Omit all images, then return the remaining material exactly as it stands.

+++ Records provided

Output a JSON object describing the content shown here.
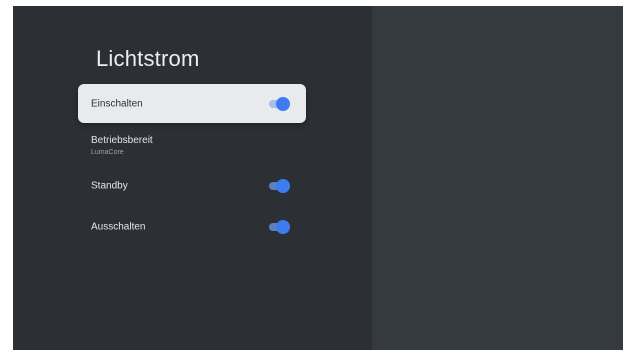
{
  "page": {
    "title": "Lichtstrom"
  },
  "settings": [
    {
      "label": "Einschalten",
      "toggle_on": true,
      "focused": true
    },
    {
      "label": "Betriebsbereit",
      "sublabel": "LumaCore"
    },
    {
      "label": "Standby",
      "toggle_on": true
    },
    {
      "label": "Ausschalten",
      "toggle_on": true
    }
  ],
  "colors": {
    "background": "#2c3034",
    "right_pane": "#353a3f",
    "focused_row": "#e8eaed",
    "toggle_accent": "#3d7cf0"
  }
}
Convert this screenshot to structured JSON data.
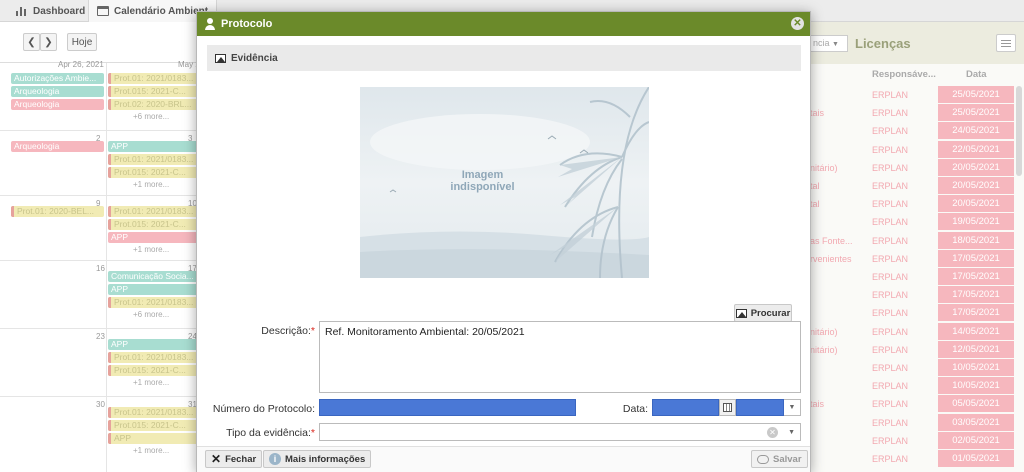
{
  "tabs": [
    {
      "label": "Dashboard",
      "icon": "bar-chart-icon"
    },
    {
      "label": "Calendário Ambient",
      "icon": "calendar-icon"
    }
  ],
  "calendar": {
    "nav_prev": "❮",
    "nav_next": "❯",
    "today_label": "Hoje",
    "col_heads": [
      "Apr 26, 2021",
      "May 2"
    ],
    "weeks": [
      {
        "days": [
          "",
          ""
        ],
        "left_events": [
          {
            "text": "Autorizações Ambie...",
            "color": "teal"
          },
          {
            "text": "Arqueologia",
            "color": "teal"
          },
          {
            "text": "Arqueologia",
            "color": "pink"
          }
        ],
        "right_events": [
          {
            "text": "Prot.01: 2021/0183...",
            "color": "yellow"
          },
          {
            "text": "Prot.015: 2021-C...",
            "color": "yellow"
          },
          {
            "text": "Prot.02: 2020-BRL...",
            "color": "yellow"
          }
        ],
        "more_left": "",
        "more_right": "+6 more..."
      },
      {
        "days": [
          "2",
          "3"
        ],
        "left_events": [
          {
            "text": "Arqueologia",
            "color": "pink"
          }
        ],
        "right_events": [
          {
            "text": "APP",
            "color": "teal"
          },
          {
            "text": "Prot.01: 2021/0183...",
            "color": "yellow"
          },
          {
            "text": "Prot.015: 2021-C...",
            "color": "yellow"
          }
        ],
        "more_left": "",
        "more_right": "+1 more..."
      },
      {
        "days": [
          "9",
          "10"
        ],
        "left_events": [
          {
            "text": "Prot.01: 2020-BEL...",
            "color": "yellow"
          }
        ],
        "right_events": [
          {
            "text": "Prot.01: 2021/0183...",
            "color": "yellow"
          },
          {
            "text": "Prot.015: 2021-C...",
            "color": "yellow"
          },
          {
            "text": "APP",
            "color": "pink"
          }
        ],
        "more_left": "",
        "more_right": "+1 more..."
      },
      {
        "days": [
          "16",
          "17"
        ],
        "left_events": [],
        "right_events": [
          {
            "text": "Comunicação Socia...",
            "color": "teal"
          },
          {
            "text": "APP",
            "color": "teal"
          },
          {
            "text": "Prot.01: 2021/0183...",
            "color": "yellow"
          }
        ],
        "more_left": "",
        "more_right": "+6 more..."
      },
      {
        "days": [
          "23",
          "24"
        ],
        "left_events": [],
        "right_events": [
          {
            "text": "APP",
            "color": "teal"
          },
          {
            "text": "Prot.01: 2021/0183...",
            "color": "yellow"
          },
          {
            "text": "Prot.015: 2021-C...",
            "color": "yellow"
          }
        ],
        "more_left": "",
        "more_right": "+1 more..."
      },
      {
        "days": [
          "30",
          "31"
        ],
        "left_events": [],
        "right_events": [
          {
            "text": "Prot.01: 2021/0183...",
            "color": "yellow"
          },
          {
            "text": "Prot.015: 2021-C...",
            "color": "yellow"
          },
          {
            "text": "APP",
            "color": "yellow"
          }
        ],
        "more_left": "",
        "more_right": "+1 more..."
      }
    ]
  },
  "right_panel": {
    "select_value": "ncia",
    "title": "Licenças",
    "col_resp": "Responsáve...",
    "col_date": "Data",
    "rows": [
      {
        "desc": "",
        "resp": "ERPLAN",
        "date": "25/05/2021"
      },
      {
        "desc": "tais",
        "resp": "ERPLAN",
        "date": "25/05/2021"
      },
      {
        "desc": "",
        "resp": "ERPLAN",
        "date": "24/05/2021"
      },
      {
        "desc": "",
        "resp": "ERPLAN",
        "date": "22/05/2021"
      },
      {
        "desc": "nitário)",
        "resp": "ERPLAN",
        "date": "20/05/2021"
      },
      {
        "desc": "tal",
        "resp": "ERPLAN",
        "date": "20/05/2021"
      },
      {
        "desc": "tal",
        "resp": "ERPLAN",
        "date": "20/05/2021"
      },
      {
        "desc": "",
        "resp": "ERPLAN",
        "date": "19/05/2021"
      },
      {
        "desc": "as Fonte...",
        "resp": "ERPLAN",
        "date": "18/05/2021"
      },
      {
        "desc": "rvenientes",
        "resp": "ERPLAN",
        "date": "17/05/2021"
      },
      {
        "desc": "",
        "resp": "ERPLAN",
        "date": "17/05/2021"
      },
      {
        "desc": "",
        "resp": "ERPLAN",
        "date": "17/05/2021"
      },
      {
        "desc": "",
        "resp": "ERPLAN",
        "date": "17/05/2021"
      },
      {
        "desc": "nitário)",
        "resp": "ERPLAN",
        "date": "14/05/2021"
      },
      {
        "desc": "nitário)",
        "resp": "ERPLAN",
        "date": "12/05/2021"
      },
      {
        "desc": "",
        "resp": "ERPLAN",
        "date": "10/05/2021"
      },
      {
        "desc": "",
        "resp": "ERPLAN",
        "date": "10/05/2021"
      },
      {
        "desc": "tais",
        "resp": "ERPLAN",
        "date": "05/05/2021"
      },
      {
        "desc": "",
        "resp": "ERPLAN",
        "date": "03/05/2021"
      },
      {
        "desc": "",
        "resp": "ERPLAN",
        "date": "02/05/2021"
      },
      {
        "desc": "",
        "resp": "ERPLAN",
        "date": "01/05/2021"
      }
    ]
  },
  "dialog": {
    "title": "Protocolo",
    "close_glyph": "✕",
    "evidence_title": "Evidência",
    "image_placeholder_line1": "Imagem",
    "image_placeholder_line2": "indisponível",
    "browse_label": "Procurar",
    "description_label": "Descrição:",
    "description_value": "Ref. Monitoramento Ambiental: 20/05/2021",
    "protocol_label": "Número do Protocolo:",
    "protocol_value": "",
    "date_label": "Data:",
    "date_value": "",
    "time_value": "",
    "evidence_type_label": "Tipo da evidência:",
    "evidence_type_value": "",
    "required_marker": "*",
    "close_button": "Fechar",
    "more_info_button": "Mais informações",
    "save_button": "Salvar"
  },
  "colors": {
    "title_bar": "#6b8a2a",
    "selection_blue": "#4a78d6",
    "date_badge": "#f6b7be",
    "event_teal": "#a8ddd1",
    "event_pink": "#f6b7be",
    "event_yellow": "#f1ebb4"
  }
}
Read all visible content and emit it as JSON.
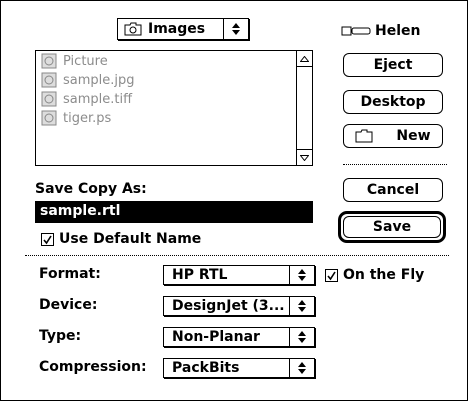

++++++

• [Reply]
Output a JSON object describing the content shown here.
{
  "page": {
    "title": "Lichtstrom"
  },
  "settings": [
    {
      "label": "Einschalten",
      "toggle_on": true,
      "focused": true
    },
    {
      "label": "Betriebsbereit",
      "sublabel": "LumaCore"
    },
    {
      "label": "Standby",
      "toggle_on": true
    },
    {
      "label": "Ausschalten",
      "toggle_on": true
    }
  ],
  "colors": {
    "background": "#2c3034",
    "right_pane": "#353a3f",
    "focused_row": "#e8eaed",
    "toggle_accent": "#3d7cf0"
  }
}
Convert this screenshot to structured JSON data.
{
  "tabs": [
    {
      "label": "Dashboard",
      "icon": "bar-chart-icon"
    },
    {
      "label": "Calendário Ambient",
      "icon": "calendar-icon"
    }
  ],
  "calendar": {
    "nav_prev": "❮",
    "nav_next": "❯",
    "today_label": "Hoje",
    "col_heads": [
      "Apr 26, 2021",
      "May 2"
    ],
    "weeks": [
      {
        "days": [
          "",
          ""
        ],
        "left_events": [
          {
            "text": "Autorizações Ambie...",
            "color": "teal"
          },
          {
            "text": "Arqueologia",
            "color": "teal"
          },
          {
            "text": "Arqueologia",
            "color": "pink"
          }
        ],
        "right_events": [
          {
            "text": "Prot.01: 2021/0183...",
            "color": "yellow"
          },
          {
            "text": "Prot.015: 2021-C...",
            "color": "yellow"
          },
          {
            "text": "Prot.02: 2020-BRL...",
            "color": "yellow"
          }
        ],
        "more_left": "",
        "more_right": "+6 more..."
      },
      {
        "days": [
          "2",
          "3"
        ],
        "left_events": [
          {
            "text": "Arqueologia",
            "color": "pink"
          }
        ],
        "right_events": [
          {
            "text": "APP",
            "color": "teal"
          },
          {
            "text": "Prot.01: 2021/0183...",
            "color": "yellow"
          },
          {
            "text": "Prot.015: 2021-C...",
            "color": "yellow"
          }
        ],
        "more_left": "",
        "more_right": "+1 more..."
      },
      {
        "days": [
          "9",
          "10"
        ],
        "left_events": [
          {
            "text": "Prot.01: 2020-BEL...",
            "color": "yellow"
          }
        ],
        "right_events": [
          {
            "text": "Prot.01: 2021/0183...",
            "color": "yellow"
          },
          {
            "text": "Prot.015: 2021-C...",
            "color": "yellow"
          },
          {
            "text": "APP",
            "color": "pink"
          }
        ],
        "more_left": "",
        "more_right": "+1 more..."
      },
      {
        "days": [
          "16",
          "17"
        ],
        "left_events": [],
        "right_events": [
          {
            "text": "Comunicação Socia...",
            "color": "teal"
          },
          {
            "text": "APP",
            "color": "teal"
          },
          {
            "text": "Prot.01: 2021/0183...",
            "color": "yellow"
          }
        ],
        "more_left": "",
        "more_right": "+6 more..."
      },
      {
        "days": [
          "23",
          "24"
        ],
        "left_events": [],
        "right_events": [
          {
            "text": "APP",
            "color": "teal"
          },
          {
            "text": "Prot.01: 2021/0183...",
            "color": "yellow"
          },
          {
            "text": "Prot.015: 2021-C...",
            "color": "yellow"
          }
        ],
        "more_left": "",
        "more_right": "+1 more..."
      },
      {
        "days": [
          "30",
          "31"
        ],
        "left_events": [],
        "right_events": [
          {
            "text": "Prot.01: 2021/0183...",
            "color": "yellow"
          },
          {
            "text": "Prot.015: 2021-C...",
            "color": "yellow"
          },
          {
            "text": "APP",
            "color": "yellow"
          }
        ],
        "more_left": "",
        "more_right": "+1 more..."
      }
    ]
  },
  "right_panel": {
    "select_value": "ncia",
    "title": "Licenças",
    "col_resp": "Responsáve...",
    "col_date": "Data",
    "rows": [
      {
        "desc": "",
        "resp": "ERPLAN",
        "date": "25/05/2021"
      },
      {
        "desc": "tais",
        "resp": "ERPLAN",
        "date": "25/05/2021"
      },
      {
        "desc": "",
        "resp": "ERPLAN",
        "date": "24/05/2021"
      },
      {
        "desc": "",
        "resp": "ERPLAN",
        "date": "22/05/2021"
      },
      {
        "desc": "nitário)",
        "resp": "ERPLAN",
        "date": "20/05/2021"
      },
      {
        "desc": "tal",
        "resp": "ERPLAN",
        "date": "20/05/2021"
      },
      {
        "desc": "tal",
        "resp": "ERPLAN",
        "date": "20/05/2021"
      },
      {
        "desc": "",
        "resp": "ERPLAN",
        "date": "19/05/2021"
      },
      {
        "desc": "as Fonte...",
        "resp": "ERPLAN",
        "date": "18/05/2021"
      },
      {
        "desc": "rvenientes",
        "resp": "ERPLAN",
        "date": "17/05/2021"
      },
      {
        "desc": "",
        "resp": "ERPLAN",
        "date": "17/05/2021"
      },
      {
        "desc": "",
        "resp": "ERPLAN",
        "date": "17/05/2021"
      },
      {
        "desc": "",
        "resp": "ERPLAN",
        "date": "17/05/2021"
      },
      {
        "desc": "nitário)",
        "resp": "ERPLAN",
        "date": "14/05/2021"
      },
      {
        "desc": "nitário)",
        "resp": "ERPLAN",
        "date": "12/05/2021"
      },
      {
        "desc": "",
        "resp": "ERPLAN",
        "date": "10/05/2021"
      },
      {
        "desc": "",
        "resp": "ERPLAN",
        "date": "10/05/2021"
      },
      {
        "desc": "tais",
        "resp": "ERPLAN",
        "date": "05/05/2021"
      },
      {
        "desc": "",
        "resp": "ERPLAN",
        "date": "03/05/2021"
      },
      {
        "desc": "",
        "resp": "ERPLAN",
        "date": "02/05/2021"
      },
      {
        "desc": "",
        "resp": "ERPLAN",
        "date": "01/05/2021"
      }
    ]
  },
  "dialog": {
    "title": "Protocolo",
    "close_glyph": "✕",
    "evidence_title": "Evidência",
    "image_placeholder_line1": "Imagem",
    "image_placeholder_line2": "indisponível",
    "browse_label": "Procurar",
    "description_label": "Descrição:",
    "description_value": "Ref. Monitoramento Ambiental: 20/05/2021",
    "protocol_label": "Número do Protocolo:",
    "protocol_value": "",
    "date_label": "Data:",
    "date_value": "",
    "time_value": "",
    "evidence_type_label": "Tipo da evidência:",
    "evidence_type_value": "",
    "required_marker": "*",
    "close_button": "Fechar",
    "more_info_button": "Mais informações",
    "save_button": "Salvar"
  },
  "colors": {
    "title_bar": "#6b8a2a",
    "selection_blue": "#4a78d6",
    "date_badge": "#f6b7be",
    "event_teal": "#a8ddd1",
    "event_pink": "#f6b7be",
    "event_yellow": "#f1ebb4"
  }
}
Read all visible content and emit it as JSON.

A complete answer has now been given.